Extract the lines that hold the string "калдыкларны".

* _Record set_

——

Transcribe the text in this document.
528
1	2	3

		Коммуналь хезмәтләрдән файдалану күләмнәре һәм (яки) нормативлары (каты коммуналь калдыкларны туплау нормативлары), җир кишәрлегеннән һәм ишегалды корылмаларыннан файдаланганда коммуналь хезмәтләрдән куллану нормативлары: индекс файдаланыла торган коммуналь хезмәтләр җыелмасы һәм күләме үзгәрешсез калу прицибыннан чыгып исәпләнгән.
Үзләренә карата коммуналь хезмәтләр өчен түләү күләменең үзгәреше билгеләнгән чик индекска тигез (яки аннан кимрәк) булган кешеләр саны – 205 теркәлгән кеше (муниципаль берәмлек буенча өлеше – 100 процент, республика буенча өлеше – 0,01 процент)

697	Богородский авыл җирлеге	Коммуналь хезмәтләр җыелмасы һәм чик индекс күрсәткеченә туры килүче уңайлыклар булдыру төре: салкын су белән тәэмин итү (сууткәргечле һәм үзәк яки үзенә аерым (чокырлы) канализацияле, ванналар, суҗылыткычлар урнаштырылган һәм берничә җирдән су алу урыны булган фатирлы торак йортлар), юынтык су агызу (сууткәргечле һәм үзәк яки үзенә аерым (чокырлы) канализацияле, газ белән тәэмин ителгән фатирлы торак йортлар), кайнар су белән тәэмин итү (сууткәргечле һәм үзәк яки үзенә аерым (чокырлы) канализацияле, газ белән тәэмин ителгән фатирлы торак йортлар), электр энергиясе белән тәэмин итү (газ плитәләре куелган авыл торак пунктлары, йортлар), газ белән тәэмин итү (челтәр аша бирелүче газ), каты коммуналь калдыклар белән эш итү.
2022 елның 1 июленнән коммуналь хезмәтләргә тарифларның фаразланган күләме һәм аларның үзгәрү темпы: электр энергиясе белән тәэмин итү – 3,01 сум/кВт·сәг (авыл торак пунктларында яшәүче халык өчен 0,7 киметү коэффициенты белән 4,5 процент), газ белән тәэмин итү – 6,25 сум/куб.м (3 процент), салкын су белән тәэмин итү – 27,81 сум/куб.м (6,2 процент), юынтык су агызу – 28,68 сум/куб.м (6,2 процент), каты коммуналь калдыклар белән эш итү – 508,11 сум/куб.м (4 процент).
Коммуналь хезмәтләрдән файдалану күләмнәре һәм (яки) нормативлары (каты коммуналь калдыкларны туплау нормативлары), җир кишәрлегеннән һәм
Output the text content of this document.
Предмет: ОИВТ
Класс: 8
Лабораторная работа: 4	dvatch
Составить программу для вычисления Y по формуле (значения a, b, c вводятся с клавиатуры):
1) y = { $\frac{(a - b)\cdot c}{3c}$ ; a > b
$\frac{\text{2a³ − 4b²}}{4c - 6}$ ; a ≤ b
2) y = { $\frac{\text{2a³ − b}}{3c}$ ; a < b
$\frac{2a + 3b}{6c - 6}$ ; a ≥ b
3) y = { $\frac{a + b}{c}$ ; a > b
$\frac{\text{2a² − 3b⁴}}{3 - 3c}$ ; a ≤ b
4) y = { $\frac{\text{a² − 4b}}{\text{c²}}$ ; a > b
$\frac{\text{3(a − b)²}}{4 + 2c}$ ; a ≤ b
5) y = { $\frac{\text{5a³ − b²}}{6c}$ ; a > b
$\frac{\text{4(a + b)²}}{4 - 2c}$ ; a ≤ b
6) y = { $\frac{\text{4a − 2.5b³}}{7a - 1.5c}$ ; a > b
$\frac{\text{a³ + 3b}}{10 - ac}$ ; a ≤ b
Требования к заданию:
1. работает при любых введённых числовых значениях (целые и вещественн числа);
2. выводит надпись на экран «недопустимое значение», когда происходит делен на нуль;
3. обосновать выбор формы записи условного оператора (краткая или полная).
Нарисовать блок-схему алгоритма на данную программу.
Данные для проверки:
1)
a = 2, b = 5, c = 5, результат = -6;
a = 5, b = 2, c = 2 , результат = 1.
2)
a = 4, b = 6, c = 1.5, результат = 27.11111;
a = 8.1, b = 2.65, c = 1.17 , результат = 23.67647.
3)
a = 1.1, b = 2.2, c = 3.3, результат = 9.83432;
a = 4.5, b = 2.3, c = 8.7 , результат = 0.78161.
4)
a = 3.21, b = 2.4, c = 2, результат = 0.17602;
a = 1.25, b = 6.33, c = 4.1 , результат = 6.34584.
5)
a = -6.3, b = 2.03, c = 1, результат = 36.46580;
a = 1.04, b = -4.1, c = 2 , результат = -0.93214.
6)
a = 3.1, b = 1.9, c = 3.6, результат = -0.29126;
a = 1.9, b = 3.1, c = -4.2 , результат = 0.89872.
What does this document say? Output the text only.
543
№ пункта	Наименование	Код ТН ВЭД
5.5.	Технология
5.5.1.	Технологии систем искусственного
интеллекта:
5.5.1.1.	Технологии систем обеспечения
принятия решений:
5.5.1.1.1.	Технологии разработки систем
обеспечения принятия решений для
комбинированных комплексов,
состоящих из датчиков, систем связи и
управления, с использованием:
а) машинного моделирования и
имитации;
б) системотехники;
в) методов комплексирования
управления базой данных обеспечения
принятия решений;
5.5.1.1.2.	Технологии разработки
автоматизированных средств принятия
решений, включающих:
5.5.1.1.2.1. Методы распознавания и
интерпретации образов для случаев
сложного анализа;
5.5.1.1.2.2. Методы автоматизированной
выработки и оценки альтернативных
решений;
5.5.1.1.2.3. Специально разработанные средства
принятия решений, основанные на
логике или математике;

——

* _Result of the task_
		Коммуналь хезмәтләрдән файдалану күләмнәре һәм (яки) нормативлары (каты коммуналь калдыкларны туплау нормативлары), җир кишәрлегеннән һәм ишегалды корылмаларыннан файдаланганда коммуналь хезмәтләрдән куллану нормативлары: индекс файдаланыла торган коммуналь хезмәтләр җыелмасы һәм күләме үзгәрешсез калу прицибыннан чыгып исәпләнгән.
Коммуналь хезмәтләрдән файдалану күләмнәре һәм (яки) нормативлары (каты коммуналь калдыкларны туплау нормативлары), җир кишәрлегеннән һәм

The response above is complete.